▶ _DATA ENTRIES_:
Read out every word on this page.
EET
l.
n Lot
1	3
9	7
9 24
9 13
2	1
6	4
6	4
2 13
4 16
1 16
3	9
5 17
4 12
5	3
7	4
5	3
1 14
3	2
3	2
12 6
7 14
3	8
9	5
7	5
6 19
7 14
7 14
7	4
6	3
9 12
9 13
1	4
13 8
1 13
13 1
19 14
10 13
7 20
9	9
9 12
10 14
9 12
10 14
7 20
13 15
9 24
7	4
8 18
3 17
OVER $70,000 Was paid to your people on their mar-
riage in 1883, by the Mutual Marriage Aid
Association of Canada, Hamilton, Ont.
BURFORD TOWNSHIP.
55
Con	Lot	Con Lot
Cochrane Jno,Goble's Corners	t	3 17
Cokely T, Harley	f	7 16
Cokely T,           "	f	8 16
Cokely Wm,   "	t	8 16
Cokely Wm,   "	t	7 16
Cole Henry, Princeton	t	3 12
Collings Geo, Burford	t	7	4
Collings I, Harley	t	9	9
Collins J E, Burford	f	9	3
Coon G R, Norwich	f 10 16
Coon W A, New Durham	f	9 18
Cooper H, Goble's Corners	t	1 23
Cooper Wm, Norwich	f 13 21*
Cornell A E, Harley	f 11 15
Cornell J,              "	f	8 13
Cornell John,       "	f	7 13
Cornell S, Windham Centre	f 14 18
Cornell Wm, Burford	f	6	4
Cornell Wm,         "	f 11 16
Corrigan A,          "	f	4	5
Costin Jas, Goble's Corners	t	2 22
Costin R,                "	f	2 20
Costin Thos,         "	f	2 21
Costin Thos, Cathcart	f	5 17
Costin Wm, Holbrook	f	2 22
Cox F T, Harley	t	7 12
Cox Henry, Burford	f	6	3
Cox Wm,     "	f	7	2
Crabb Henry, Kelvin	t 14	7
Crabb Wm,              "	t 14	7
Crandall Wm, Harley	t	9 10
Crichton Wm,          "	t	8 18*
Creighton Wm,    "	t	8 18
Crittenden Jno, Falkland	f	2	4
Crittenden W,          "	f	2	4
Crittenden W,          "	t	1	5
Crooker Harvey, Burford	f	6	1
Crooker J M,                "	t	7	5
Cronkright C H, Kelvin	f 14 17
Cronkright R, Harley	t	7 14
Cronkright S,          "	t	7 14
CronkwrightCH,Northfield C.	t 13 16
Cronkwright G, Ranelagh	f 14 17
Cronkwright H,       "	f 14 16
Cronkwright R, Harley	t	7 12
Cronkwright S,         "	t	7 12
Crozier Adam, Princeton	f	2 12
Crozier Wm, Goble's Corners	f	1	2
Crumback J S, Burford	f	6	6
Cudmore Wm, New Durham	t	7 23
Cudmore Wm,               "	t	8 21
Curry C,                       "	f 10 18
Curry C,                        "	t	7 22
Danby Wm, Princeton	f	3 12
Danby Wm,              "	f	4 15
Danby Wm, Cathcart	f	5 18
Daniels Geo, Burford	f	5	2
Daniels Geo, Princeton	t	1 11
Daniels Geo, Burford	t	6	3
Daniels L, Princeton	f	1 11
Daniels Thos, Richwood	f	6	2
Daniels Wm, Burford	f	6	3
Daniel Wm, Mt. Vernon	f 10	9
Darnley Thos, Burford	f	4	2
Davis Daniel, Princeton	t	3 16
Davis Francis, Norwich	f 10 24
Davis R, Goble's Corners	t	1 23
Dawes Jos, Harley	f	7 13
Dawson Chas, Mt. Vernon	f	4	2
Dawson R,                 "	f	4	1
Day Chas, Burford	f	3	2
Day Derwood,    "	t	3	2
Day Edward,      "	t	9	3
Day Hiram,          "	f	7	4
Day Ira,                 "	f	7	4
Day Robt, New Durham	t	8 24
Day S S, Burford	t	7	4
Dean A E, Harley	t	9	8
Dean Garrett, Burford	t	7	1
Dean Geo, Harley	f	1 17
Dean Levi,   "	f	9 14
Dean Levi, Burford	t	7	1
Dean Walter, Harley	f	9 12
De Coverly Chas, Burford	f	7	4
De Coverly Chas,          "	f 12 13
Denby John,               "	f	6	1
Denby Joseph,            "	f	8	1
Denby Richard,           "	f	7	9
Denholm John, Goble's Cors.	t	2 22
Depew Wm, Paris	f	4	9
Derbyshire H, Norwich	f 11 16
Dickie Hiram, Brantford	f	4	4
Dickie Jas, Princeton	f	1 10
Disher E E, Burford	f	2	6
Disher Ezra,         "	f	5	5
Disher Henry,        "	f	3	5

▶ _TASK TO COMPLETE_: Reproduce each entry from the records above, character for character.

▶ _ANSWER TO THIS PROBLEM_:
Read out every word on this page.
EET
l.
n Lot
1	3
9	7
9 24
9 13
2	1
6	4
6	4
2 13
4 16
1 16
3	9
5 17
4 12
5	3
7	4
5	3
1 14
3	2
3	2
12 6
7 14
3	8
9	5
7	5
6 19
7 14
7 14
7	4
6	3
9 12
9 13
1	4
13 8
1 13
13 1
19 14
10 13
7 20
9	9
9 12
10 14
9 12
10 14
7 20
13 15
9 24
7	4
8 18
3 17
OVER $70,000 Was paid to your people on their mar-
riage in 1883, by the Mutual Marriage Aid
Association of Canada, Hamilton, Ont.
BURFORD TOWNSHIP.
55
Con	Lot	Con Lot
Cochrane Jno,Goble's Corners	t	3 17
Cokely T, Harley	f	7 16
Cokely T,           "	f	8 16
Cokely Wm,   "	t	8 16
Cokely Wm,   "	t	7 16
Cole Henry, Princeton	t	3 12
Collings Geo, Burford	t	7	4
Collings I, Harley	t	9	9
Collins J E, Burford	f	9	3
Coon G R, Norwich	f 10 16
Coon W A, New Durham	f	9 18
Cooper H, Goble's Corners	t	1 23
Cooper Wm, Norwich	f 13 21*
Cornell A E, Harley	f 11 15
Cornell J,              "	f	8 13
Cornell John,       "	f	7 13
Cornell S, Windham Centre	f 14 18
Cornell Wm, Burford	f	6	4
Cornell Wm,         "	f 11 16
Corrigan A,          "	f	4	5
Costin Jas, Goble's Corners	t	2 22
Costin R,                "	f	2 20
Costin Thos,         "	f	2 21
Costin Thos, Cathcart	f	5 17
Costin Wm, Holbrook	f	2 22
Cox F T, Harley	t	7 12
Cox Henry, Burford	f	6	3
Cox Wm,     "	f	7	2
Crabb Henry, Kelvin	t 14	7
Crabb Wm,              "	t 14	7
Crandall Wm, Harley	t	9 10
Crichton Wm,          "	t	8 18*
Creighton Wm,    "	t	8 18
Crittenden Jno, Falkland	f	2	4
Crittenden W,          "	f	2	4
Crittenden W,          "	t	1	5
Crooker Harvey, Burford	f	6	1
Crooker J M,                "	t	7	5
Cronkright C H, Kelvin	f 14 17
Cronkright R, Harley	t	7 14
Cronkright S,          "	t	7 14
CronkwrightCH,Northfield C.	t 13 16
Cronkwright G, Ranelagh	f 14 17
Cronkwright H,       "	f 14 16
Cronkwright R, Harley	t	7 12
Cronkwright S,         "	t	7 12
Crozier Adam, Princeton	f	2 12
Crozier Wm, Goble's Corners	f	1	2
Crumback J S, Burford	f	6	6
Cudmore Wm, New Durham	t	7 23
Cudmore Wm,               "	t	8 21
Curry C,                       "	f 10 18
Curry C,                        "	t	7 22
Danby Wm, Princeton	f	3 12
Danby Wm,              "	f	4 15
Danby Wm, Cathcart	f	5 18
Daniels Geo, Burford	f	5	2
Daniels Geo, Princeton	t	1 11
Daniels Geo, Burford	t	6	3
Daniels L, Princeton	f	1 11
Daniels Thos, Richwood	f	6	2
Daniels Wm, Burford	f	6	3
Daniel Wm, Mt. Vernon	f 10	9
Darnley Thos, Burford	f	4	2
Davis Daniel, Princeton	t	3 16
Davis Francis, Norwich	f 10 24
Davis R, Goble's Corners	t	1 23
Dawes Jos, Harley	f	7 13
Dawson Chas, Mt. Vernon	f	4	2
Dawson R,                 "	f	4	1
Day Chas, Burford	f	3	2
Day Derwood,    "	t	3	2
Day Edward,      "	t	9	3
Day Hiram,          "	f	7	4
Day Ira,                 "	f	7	4
Day Robt, New Durham	t	8 24
Day S S, Burford	t	7	4
Dean A E, Harley	t	9	8
Dean Garrett, Burford	t	7	1
Dean Geo, Harley	f	1 17
Dean Levi,   "	f	9 14
Dean Levi, Burford	t	7	1
Dean Walter, Harley	f	9 12
De Coverly Chas, Burford	f	7	4
De Coverly Chas,          "	f 12 13
Denby John,               "	f	6	1
Denby Joseph,            "	f	8	1
Denby Richard,           "	f	7	9
Denholm John, Goble's Cors.	t	2 22
Depew Wm, Paris	f	4	9
Derbyshire H, Norwich	f 11 16
Dickie Hiram, Brantford	f	4	4
Dickie Jas, Princeton	f	1 10
Disher E E, Burford	f	2	6
Disher Ezra,         "	f	5	5
Disher Henry,        "	f	3	5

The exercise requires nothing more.